» Exercise brief: In full and without alteration, repeat the material.

» Extracted material:

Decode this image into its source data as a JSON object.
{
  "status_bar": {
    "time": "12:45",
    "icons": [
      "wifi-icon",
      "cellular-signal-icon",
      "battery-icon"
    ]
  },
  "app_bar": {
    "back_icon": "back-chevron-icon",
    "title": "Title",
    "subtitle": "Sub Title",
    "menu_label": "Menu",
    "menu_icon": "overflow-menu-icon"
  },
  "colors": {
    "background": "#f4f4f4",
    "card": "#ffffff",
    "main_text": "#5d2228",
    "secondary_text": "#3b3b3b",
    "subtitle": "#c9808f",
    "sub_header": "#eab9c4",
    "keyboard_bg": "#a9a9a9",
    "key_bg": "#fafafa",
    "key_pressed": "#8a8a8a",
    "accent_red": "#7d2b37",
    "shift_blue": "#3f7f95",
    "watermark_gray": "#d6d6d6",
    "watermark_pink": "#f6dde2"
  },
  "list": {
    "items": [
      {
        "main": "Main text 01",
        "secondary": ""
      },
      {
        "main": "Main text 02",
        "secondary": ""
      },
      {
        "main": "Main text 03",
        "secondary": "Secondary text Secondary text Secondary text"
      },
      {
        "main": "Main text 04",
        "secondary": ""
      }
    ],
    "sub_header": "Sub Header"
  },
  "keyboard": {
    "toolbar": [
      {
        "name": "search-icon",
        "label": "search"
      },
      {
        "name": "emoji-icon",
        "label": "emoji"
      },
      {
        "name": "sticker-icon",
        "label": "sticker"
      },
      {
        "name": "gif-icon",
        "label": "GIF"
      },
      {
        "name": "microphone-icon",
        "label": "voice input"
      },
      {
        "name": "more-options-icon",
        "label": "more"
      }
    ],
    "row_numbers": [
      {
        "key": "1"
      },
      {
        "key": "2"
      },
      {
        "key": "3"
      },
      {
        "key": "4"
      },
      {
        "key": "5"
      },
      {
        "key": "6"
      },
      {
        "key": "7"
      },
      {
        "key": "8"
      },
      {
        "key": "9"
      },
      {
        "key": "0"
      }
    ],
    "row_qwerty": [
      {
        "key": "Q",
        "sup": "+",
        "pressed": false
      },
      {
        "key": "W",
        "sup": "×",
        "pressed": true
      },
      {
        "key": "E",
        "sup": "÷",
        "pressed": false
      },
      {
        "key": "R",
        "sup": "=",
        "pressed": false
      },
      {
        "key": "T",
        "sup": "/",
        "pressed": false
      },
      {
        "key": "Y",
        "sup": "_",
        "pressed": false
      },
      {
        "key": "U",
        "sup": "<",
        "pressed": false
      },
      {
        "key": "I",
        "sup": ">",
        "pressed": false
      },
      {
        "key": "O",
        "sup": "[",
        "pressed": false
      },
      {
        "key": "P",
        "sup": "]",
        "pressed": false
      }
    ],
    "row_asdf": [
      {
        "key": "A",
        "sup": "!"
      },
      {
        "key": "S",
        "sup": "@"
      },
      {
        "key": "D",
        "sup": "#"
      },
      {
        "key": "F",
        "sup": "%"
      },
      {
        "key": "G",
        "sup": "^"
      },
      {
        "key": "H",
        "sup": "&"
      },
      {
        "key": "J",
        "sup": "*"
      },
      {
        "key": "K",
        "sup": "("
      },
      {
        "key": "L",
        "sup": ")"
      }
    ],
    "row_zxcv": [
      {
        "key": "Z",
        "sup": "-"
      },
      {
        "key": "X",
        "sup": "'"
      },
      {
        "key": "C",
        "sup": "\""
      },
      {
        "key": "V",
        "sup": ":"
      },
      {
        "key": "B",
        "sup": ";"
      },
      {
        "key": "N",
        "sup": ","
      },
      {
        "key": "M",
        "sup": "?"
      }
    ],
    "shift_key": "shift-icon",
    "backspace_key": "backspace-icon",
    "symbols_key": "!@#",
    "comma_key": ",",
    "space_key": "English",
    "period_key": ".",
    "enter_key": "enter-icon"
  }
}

» Written reply:
Decode this image into its source data as a JSON object.
{
  "status_bar": {
    "time": "12:45",
    "icons": [
      "wifi-icon",
      "cellular-signal-icon",
      "battery-icon"
    ]
  },
  "app_bar": {
    "back_icon": "back-chevron-icon",
    "title": "Title",
    "subtitle": "Sub Title",
    "menu_label": "Menu",
    "menu_icon": "overflow-menu-icon"
  },
  "colors": {
    "background": "#f4f4f4",
    "card": "#ffffff",
    "main_text": "#5d2228",
    "secondary_text": "#3b3b3b",
    "subtitle": "#c9808f",
    "sub_header": "#eab9c4",
    "keyboard_bg": "#a9a9a9",
    "key_bg": "#fafafa",
    "key_pressed": "#8a8a8a",
    "accent_red": "#7d2b37",
    "shift_blue": "#3f7f95",
    "watermark_gray": "#d6d6d6",
    "watermark_pink": "#f6dde2"
  },
  "list": {
    "items": [
      {
        "main": "Main text 01",
        "secondary": ""
      },
      {
        "main": "Main text 02",
        "secondary": ""
      },
      {
        "main": "Main text 03",
        "secondary": "Secondary text Secondary text Secondary text"
      },
      {
        "main": "Main text 04",
        "secondary": ""
      }
    ],
    "sub_header": "Sub Header"
  },
  "keyboard": {
    "toolbar": [
      {
        "name": "search-icon",
        "label": "search"
      },
      {
        "name": "emoji-icon",
        "label": "emoji"
      },
      {
        "name": "sticker-icon",
        "label": "sticker"
      },
      {
        "name": "gif-icon",
        "label": "GIF"
      },
      {
        "name": "microphone-icon",
        "label": "voice input"
      },
      {
        "name": "more-options-icon",
        "label": "more"
      }
    ],
    "row_numbers": [
      {
        "key": "1"
      },
      {
        "key": "2"
      },
      {
        "key": "3"
      },
      {
        "key": "4"
      },
      {
        "key": "5"
      },
      {
        "key": "6"
      },
      {
        "key": "7"
      },
      {
        "key": "8"
      },
      {
        "key": "9"
      },
      {
        "key": "0"
      }
    ],
    "row_qwerty": [
      {
        "key": "Q",
        "sup": "+",
        "pressed": false
      },
      {
        "key": "W",
        "sup": "×",
        "pressed": true
      },
      {
        "key": "E",
        "sup": "÷",
        "pressed": false
      },
      {
        "key": "R",
        "sup": "=",
        "pressed": false
      },
      {
        "key": "T",
        "sup": "/",
        "pressed": false
      },
      {
        "key": "Y",
        "sup": "_",
        "pressed": false
      },
      {
        "key": "U",
        "sup": "<",
        "pressed": false
      },
      {
        "key": "I",
        "sup": ">",
        "pressed": false
      },
      {
        "key": "O",
        "sup": "[",
        "pressed": false
      },
      {
        "key": "P",
        "sup": "]",
        "pressed": false
      }
    ],
    "row_asdf": [
      {
        "key": "A",
        "sup": "!"
      },
      {
        "key": "S",
        "sup": "@"
      },
      {
        "key": "D",
        "sup": "#"
      },
      {
        "key": "F",
        "sup": "%"
      },
      {
        "key": "G",
        "sup": "^"
      },
      {
        "key": "H",
        "sup": "&"
      },
      {
        "key": "J",
        "sup": "*"
      },
      {
        "key": "K",
        "sup": "("
      },
      {
        "key": "L",
        "sup": ")"
      }
    ],
    "row_zxcv": [
      {
        "key": "Z",
        "sup": "-"
      },
      {
        "key": "X",
        "sup": "'"
      },
      {
        "key": "C",
        "sup": "\""
      },
      {
        "key": "V",
        "sup": ":"
      },
      {
        "key": "B",
        "sup": ";"
      },
      {
        "key": "N",
        "sup": ","
      },
      {
        "key": "M",
        "sup": "?"
      }
    ],
    "shift_key": "shift-icon",
    "backspace_key": "backspace-icon",
    "symbols_key": "!@#",
    "comma_key": ",",
    "space_key": "English",
    "period_key": ".",
    "enter_key": "enter-icon"
  }
}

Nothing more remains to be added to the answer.